GIVEN INFORMATION =>
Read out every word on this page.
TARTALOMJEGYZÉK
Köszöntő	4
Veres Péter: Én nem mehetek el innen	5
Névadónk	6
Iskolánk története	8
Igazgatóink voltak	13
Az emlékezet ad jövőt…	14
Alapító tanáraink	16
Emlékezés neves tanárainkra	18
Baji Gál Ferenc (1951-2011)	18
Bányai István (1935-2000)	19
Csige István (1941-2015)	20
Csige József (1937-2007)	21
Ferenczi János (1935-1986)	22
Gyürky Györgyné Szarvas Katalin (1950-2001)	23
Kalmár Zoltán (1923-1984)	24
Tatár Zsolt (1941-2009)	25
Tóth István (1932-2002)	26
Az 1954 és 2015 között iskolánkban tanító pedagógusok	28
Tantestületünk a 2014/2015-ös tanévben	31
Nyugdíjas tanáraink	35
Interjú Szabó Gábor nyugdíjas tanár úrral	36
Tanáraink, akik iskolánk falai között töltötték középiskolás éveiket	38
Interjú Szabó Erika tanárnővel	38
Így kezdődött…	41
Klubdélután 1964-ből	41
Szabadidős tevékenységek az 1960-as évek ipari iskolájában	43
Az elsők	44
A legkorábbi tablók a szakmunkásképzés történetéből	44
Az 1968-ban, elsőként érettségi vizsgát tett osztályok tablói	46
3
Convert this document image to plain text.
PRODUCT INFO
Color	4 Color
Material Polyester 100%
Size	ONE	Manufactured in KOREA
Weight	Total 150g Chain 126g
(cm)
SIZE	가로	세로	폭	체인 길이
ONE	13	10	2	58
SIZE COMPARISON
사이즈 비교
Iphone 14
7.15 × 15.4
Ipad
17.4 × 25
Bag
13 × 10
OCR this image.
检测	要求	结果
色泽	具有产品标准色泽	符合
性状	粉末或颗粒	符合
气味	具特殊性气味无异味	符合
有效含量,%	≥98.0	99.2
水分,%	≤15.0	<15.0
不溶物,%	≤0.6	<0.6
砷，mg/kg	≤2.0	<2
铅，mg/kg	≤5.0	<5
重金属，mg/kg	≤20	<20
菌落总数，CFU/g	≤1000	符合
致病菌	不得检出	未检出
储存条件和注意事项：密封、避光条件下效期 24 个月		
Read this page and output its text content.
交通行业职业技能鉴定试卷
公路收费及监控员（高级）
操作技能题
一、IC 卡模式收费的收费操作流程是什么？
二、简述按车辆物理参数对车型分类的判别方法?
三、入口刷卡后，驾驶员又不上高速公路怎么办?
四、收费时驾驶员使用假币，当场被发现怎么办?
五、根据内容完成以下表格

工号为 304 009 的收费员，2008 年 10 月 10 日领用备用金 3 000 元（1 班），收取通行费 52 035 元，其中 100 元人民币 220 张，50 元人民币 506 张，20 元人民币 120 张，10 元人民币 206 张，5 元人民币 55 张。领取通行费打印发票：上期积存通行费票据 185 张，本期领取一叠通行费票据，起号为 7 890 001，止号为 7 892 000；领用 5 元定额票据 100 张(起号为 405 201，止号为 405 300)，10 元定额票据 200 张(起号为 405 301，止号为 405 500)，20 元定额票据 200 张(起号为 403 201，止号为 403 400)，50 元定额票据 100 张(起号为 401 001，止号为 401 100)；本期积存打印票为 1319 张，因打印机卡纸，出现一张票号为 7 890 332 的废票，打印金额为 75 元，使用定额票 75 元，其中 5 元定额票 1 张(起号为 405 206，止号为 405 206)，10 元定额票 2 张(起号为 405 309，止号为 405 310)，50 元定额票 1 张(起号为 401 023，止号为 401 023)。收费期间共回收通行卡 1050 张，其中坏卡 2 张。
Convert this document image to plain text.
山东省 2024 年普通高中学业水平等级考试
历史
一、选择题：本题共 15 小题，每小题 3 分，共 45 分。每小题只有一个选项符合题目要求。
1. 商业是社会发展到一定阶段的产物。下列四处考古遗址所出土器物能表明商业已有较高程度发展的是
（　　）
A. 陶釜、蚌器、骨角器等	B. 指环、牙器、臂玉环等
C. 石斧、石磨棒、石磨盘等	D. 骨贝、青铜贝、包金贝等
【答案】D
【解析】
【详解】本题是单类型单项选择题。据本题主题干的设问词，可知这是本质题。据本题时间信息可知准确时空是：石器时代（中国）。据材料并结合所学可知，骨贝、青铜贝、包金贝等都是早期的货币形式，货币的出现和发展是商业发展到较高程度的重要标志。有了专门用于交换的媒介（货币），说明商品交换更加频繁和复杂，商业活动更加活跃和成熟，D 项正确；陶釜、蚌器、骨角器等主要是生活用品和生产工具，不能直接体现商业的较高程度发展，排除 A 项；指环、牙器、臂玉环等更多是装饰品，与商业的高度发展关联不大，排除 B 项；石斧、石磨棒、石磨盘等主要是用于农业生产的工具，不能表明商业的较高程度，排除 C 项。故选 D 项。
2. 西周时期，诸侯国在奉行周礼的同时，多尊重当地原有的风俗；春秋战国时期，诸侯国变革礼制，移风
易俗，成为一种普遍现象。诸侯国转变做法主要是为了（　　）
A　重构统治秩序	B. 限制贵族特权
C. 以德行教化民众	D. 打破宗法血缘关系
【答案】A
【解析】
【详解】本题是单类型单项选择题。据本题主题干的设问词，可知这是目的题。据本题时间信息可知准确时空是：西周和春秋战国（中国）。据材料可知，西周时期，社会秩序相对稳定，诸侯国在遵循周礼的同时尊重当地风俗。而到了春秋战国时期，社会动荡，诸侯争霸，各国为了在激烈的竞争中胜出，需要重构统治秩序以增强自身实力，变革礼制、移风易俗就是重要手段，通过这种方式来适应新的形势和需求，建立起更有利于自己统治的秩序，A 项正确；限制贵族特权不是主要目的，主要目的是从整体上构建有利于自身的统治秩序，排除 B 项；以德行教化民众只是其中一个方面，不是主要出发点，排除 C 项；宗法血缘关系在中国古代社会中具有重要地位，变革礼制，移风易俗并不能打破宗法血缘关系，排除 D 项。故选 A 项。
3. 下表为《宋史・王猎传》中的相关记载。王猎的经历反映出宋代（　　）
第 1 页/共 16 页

WRITTEN REQUEST => Go through the entries and repeat each one exactly.

THE RESPONSE =>
Read out every word on this page.
TARTALOMJEGYZÉK
Köszöntő	4
Veres Péter: Én nem mehetek el innen	5
Névadónk	6
Iskolánk története	8
Igazgatóink voltak	13
Az emlékezet ad jövőt…	14
Alapító tanáraink	16
Emlékezés neves tanárainkra	18
Baji Gál Ferenc (1951-2011)	18
Bányai István (1935-2000)	19
Csige István (1941-2015)	20
Csige József (1937-2007)	21
Ferenczi János (1935-1986)	22
Gyürky Györgyné Szarvas Katalin (1950-2001)	23
Kalmár Zoltán (1923-1984)	24
Tatár Zsolt (1941-2009)	25
Tóth István (1932-2002)	26
Az 1954 és 2015 között iskolánkban tanító pedagógusok	28
Tantestületünk a 2014/2015-ös tanévben	31
Nyugdíjas tanáraink	35
Interjú Szabó Gábor nyugdíjas tanár úrral	36
Tanáraink, akik iskolánk falai között töltötték középiskolás éveiket	38
Interjú Szabó Erika tanárnővel	38
Így kezdődött…	41
Klubdélután 1964-ből	41
Szabadidős tevékenységek az 1960-as évek ipari iskolájában	43
Az elsők	44
A legkorábbi tablók a szakmunkásképzés történetéből	44
Az 1968-ban, elsőként érettségi vizsgát tett osztályok tablói	46
3
Convert this document image to plain text.
PRODUCT INFO
Color	4 Color
Material Polyester 100%
Size	ONE	Manufactured in KOREA
Weight	Total 150g Chain 126g
(cm)
SIZE	가로	세로	폭	체인 길이
ONE	13	10	2	58
SIZE COMPARISON
사이즈 비교
Iphone 14
7.15 × 15.4
Ipad
17.4 × 25
Bag
13 × 10
OCR this image.
检测	要求	结果
色泽	具有产品标准色泽	符合
性状	粉末或颗粒	符合
气味	具特殊性气味无异味	符合
有效含量,%	≥98.0	99.2
水分,%	≤15.0	<15.0
不溶物,%	≤0.6	<0.6
砷，mg/kg	≤2.0	<2
铅，mg/kg	≤5.0	<5
重金属，mg/kg	≤20	<20
菌落总数，CFU/g	≤1000	符合
致病菌	不得检出	未检出
储存条件和注意事项：密封、避光条件下效期 24 个月		
Read this page and output its text content.
交通行业职业技能鉴定试卷
公路收费及监控员（高级）
操作技能题
一、IC 卡模式收费的收费操作流程是什么？
二、简述按车辆物理参数对车型分类的判别方法?
三、入口刷卡后，驾驶员又不上高速公路怎么办?
四、收费时驾驶员使用假币，当场被发现怎么办?
五、根据内容完成以下表格

工号为 304 009 的收费员，2008 年 10 月 10 日领用备用金 3 000 元（1 班），收取通行费 52 035 元，其中 100 元人民币 220 张，50 元人民币 506 张，20 元人民币 120 张，10 元人民币 206 张，5 元人民币 55 张。领取通行费打印发票：上期积存通行费票据 185 张，本期领取一叠通行费票据，起号为 7 890 001，止号为 7 892 000；领用 5 元定额票据 100 张(起号为 405 201，止号为 405 300)，10 元定额票据 200 张(起号为 405 301，止号为 405 500)，20 元定额票据 200 张(起号为 403 201，止号为 403 400)，50 元定额票据 100 张(起号为 401 001，止号为 401 100)；本期积存打印票为 1319 张，因打印机卡纸，出现一张票号为 7 890 332 的废票，打印金额为 75 元，使用定额票 75 元，其中 5 元定额票 1 张(起号为 405 206，止号为 405 206)，10 元定额票 2 张(起号为 405 309，止号为 405 310)，50 元定额票 1 张(起号为 401 023，止号为 401 023)。收费期间共回收通行卡 1050 张，其中坏卡 2 张。
Convert this document image to plain text.
山东省 2024 年普通高中学业水平等级考试
历史
一、选择题：本题共 15 小题，每小题 3 分，共 45 分。每小题只有一个选项符合题目要求。
1. 商业是社会发展到一定阶段的产物。下列四处考古遗址所出土器物能表明商业已有较高程度发展的是
（　　）
A. 陶釜、蚌器、骨角器等	B. 指环、牙器、臂玉环等
C. 石斧、石磨棒、石磨盘等	D. 骨贝、青铜贝、包金贝等
【答案】D
【解析】
【详解】本题是单类型单项选择题。据本题主题干的设问词，可知这是本质题。据本题时间信息可知准确时空是：石器时代（中国）。据材料并结合所学可知，骨贝、青铜贝、包金贝等都是早期的货币形式，货币的出现和发展是商业发展到较高程度的重要标志。有了专门用于交换的媒介（货币），说明商品交换更加频繁和复杂，商业活动更加活跃和成熟，D 项正确；陶釜、蚌器、骨角器等主要是生活用品和生产工具，不能直接体现商业的较高程度发展，排除 A 项；指环、牙器、臂玉环等更多是装饰品，与商业的高度发展关联不大，排除 B 项；石斧、石磨棒、石磨盘等主要是用于农业生产的工具，不能表明商业的较高程度，排除 C 项。故选 D 项。
2. 西周时期，诸侯国在奉行周礼的同时，多尊重当地原有的风俗；春秋战国时期，诸侯国变革礼制，移风
易俗，成为一种普遍现象。诸侯国转变做法主要是为了（　　）
A　重构统治秩序	B. 限制贵族特权
C. 以德行教化民众	D. 打破宗法血缘关系
【答案】A
【解析】
【详解】本题是单类型单项选择题。据本题主题干的设问词，可知这是目的题。据本题时间信息可知准确时空是：西周和春秋战国（中国）。据材料可知，西周时期，社会秩序相对稳定，诸侯国在遵循周礼的同时尊重当地风俗。而到了春秋战国时期，社会动荡，诸侯争霸，各国为了在激烈的竞争中胜出，需要重构统治秩序以增强自身实力，变革礼制、移风易俗就是重要手段，通过这种方式来适应新的形势和需求，建立起更有利于自己统治的秩序，A 项正确；限制贵族特权不是主要目的，主要目的是从整体上构建有利于自身的统治秩序，排除 B 项；以德行教化民众只是其中一个方面，不是主要出发点，排除 C 项；宗法血缘关系在中国古代社会中具有重要地位，变革礼制，移风易俗并不能打破宗法血缘关系，排除 D 项。故选 A 项。
3. 下表为《宋史・王猎传》中的相关记载。王猎的经历反映出宋代（　　）
第 1 页/共 16 页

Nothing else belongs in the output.